◆ Exercise
Beneath this task is a listing; retype all of it exactly.

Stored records
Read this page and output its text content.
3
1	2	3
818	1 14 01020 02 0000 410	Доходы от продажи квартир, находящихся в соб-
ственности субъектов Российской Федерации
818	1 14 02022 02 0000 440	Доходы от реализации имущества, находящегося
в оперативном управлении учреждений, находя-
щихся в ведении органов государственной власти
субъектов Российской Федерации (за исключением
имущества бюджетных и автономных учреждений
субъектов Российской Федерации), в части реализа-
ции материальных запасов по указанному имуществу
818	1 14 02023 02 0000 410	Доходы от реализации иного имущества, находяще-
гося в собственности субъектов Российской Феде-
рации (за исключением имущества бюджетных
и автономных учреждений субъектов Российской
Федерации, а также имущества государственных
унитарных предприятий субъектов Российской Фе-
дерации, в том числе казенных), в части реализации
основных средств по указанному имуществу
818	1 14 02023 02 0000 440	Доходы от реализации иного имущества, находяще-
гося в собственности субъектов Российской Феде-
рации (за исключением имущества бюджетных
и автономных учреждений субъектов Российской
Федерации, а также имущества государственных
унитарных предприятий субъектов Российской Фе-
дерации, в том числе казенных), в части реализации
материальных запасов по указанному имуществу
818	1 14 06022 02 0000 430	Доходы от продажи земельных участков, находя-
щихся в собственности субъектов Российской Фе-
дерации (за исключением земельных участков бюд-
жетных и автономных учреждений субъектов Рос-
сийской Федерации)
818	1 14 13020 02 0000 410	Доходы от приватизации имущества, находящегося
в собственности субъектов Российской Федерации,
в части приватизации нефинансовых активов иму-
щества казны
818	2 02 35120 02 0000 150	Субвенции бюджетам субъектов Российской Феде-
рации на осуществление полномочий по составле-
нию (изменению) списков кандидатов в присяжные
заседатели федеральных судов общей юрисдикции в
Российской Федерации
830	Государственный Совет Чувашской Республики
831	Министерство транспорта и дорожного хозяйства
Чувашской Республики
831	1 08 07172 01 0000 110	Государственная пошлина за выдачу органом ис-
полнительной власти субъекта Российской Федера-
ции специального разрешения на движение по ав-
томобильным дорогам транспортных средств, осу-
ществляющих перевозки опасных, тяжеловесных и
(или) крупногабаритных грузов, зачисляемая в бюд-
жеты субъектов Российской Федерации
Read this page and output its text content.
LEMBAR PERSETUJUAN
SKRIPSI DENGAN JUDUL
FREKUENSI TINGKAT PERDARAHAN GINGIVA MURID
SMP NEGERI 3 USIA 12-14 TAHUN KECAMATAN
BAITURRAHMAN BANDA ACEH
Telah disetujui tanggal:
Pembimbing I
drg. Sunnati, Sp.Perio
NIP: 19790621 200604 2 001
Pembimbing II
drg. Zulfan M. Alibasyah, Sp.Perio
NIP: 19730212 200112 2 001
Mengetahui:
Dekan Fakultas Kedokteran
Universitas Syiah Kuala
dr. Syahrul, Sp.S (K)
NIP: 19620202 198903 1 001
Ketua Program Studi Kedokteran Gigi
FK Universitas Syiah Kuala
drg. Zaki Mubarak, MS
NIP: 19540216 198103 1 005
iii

◆ Answer to the problem
Read this page and output its text content.
3
1	2	3
818	1 14 01020 02 0000 410	Доходы от продажи квартир, находящихся в соб-
ственности субъектов Российской Федерации
818	1 14 02022 02 0000 440	Доходы от реализации имущества, находящегося
в оперативном управлении учреждений, находя-
щихся в ведении органов государственной власти
субъектов Российской Федерации (за исключением
имущества бюджетных и автономных учреждений
субъектов Российской Федерации), в части реализа-
ции материальных запасов по указанному имуществу
818	1 14 02023 02 0000 410	Доходы от реализации иного имущества, находяще-
гося в собственности субъектов Российской Феде-
рации (за исключением имущества бюджетных
и автономных учреждений субъектов Российской
Федерации, а также имущества государственных
унитарных предприятий субъектов Российской Фе-
дерации, в том числе казенных), в части реализации
основных средств по указанному имуществу
818	1 14 02023 02 0000 440	Доходы от реализации иного имущества, находяще-
гося в собственности субъектов Российской Феде-
рации (за исключением имущества бюджетных
и автономных учреждений субъектов Российской
Федерации, а также имущества государственных
унитарных предприятий субъектов Российской Фе-
дерации, в том числе казенных), в части реализации
материальных запасов по указанному имуществу
818	1 14 06022 02 0000 430	Доходы от продажи земельных участков, находя-
щихся в собственности субъектов Российской Фе-
дерации (за исключением земельных участков бюд-
жетных и автономных учреждений субъектов Рос-
сийской Федерации)
818	1 14 13020 02 0000 410	Доходы от приватизации имущества, находящегося
в собственности субъектов Российской Федерации,
в части приватизации нефинансовых активов иму-
щества казны
818	2 02 35120 02 0000 150	Субвенции бюджетам субъектов Российской Феде-
рации на осуществление полномочий по составле-
нию (изменению) списков кандидатов в присяжные
заседатели федеральных судов общей юрисдикции в
Российской Федерации
830	Государственный Совет Чувашской Республики
831	Министерство транспорта и дорожного хозяйства
Чувашской Республики
831	1 08 07172 01 0000 110	Государственная пошлина за выдачу органом ис-
полнительной власти субъекта Российской Федера-
ции специального разрешения на движение по ав-
томобильным дорогам транспортных средств, осу-
ществляющих перевозки опасных, тяжеловесных и
(или) крупногабаритных грузов, зачисляемая в бюд-
жеты субъектов Российской Федерации
Read this page and output its text content.
LEMBAR PERSETUJUAN
SKRIPSI DENGAN JUDUL
FREKUENSI TINGKAT PERDARAHAN GINGIVA MURID
SMP NEGERI 3 USIA 12-14 TAHUN KECAMATAN
BAITURRAHMAN BANDA ACEH
Telah disetujui tanggal:
Pembimbing I
drg. Sunnati, Sp.Perio
NIP: 19790621 200604 2 001
Pembimbing II
drg. Zulfan M. Alibasyah, Sp.Perio
NIP: 19730212 200112 2 001
Mengetahui:
Dekan Fakultas Kedokteran
Universitas Syiah Kuala
dr. Syahrul, Sp.S (K)
NIP: 19620202 198903 1 001
Ketua Program Studi Kedokteran Gigi
FK Universitas Syiah Kuala
drg. Zaki Mubarak, MS
NIP: 19540216 198103 1 005
iii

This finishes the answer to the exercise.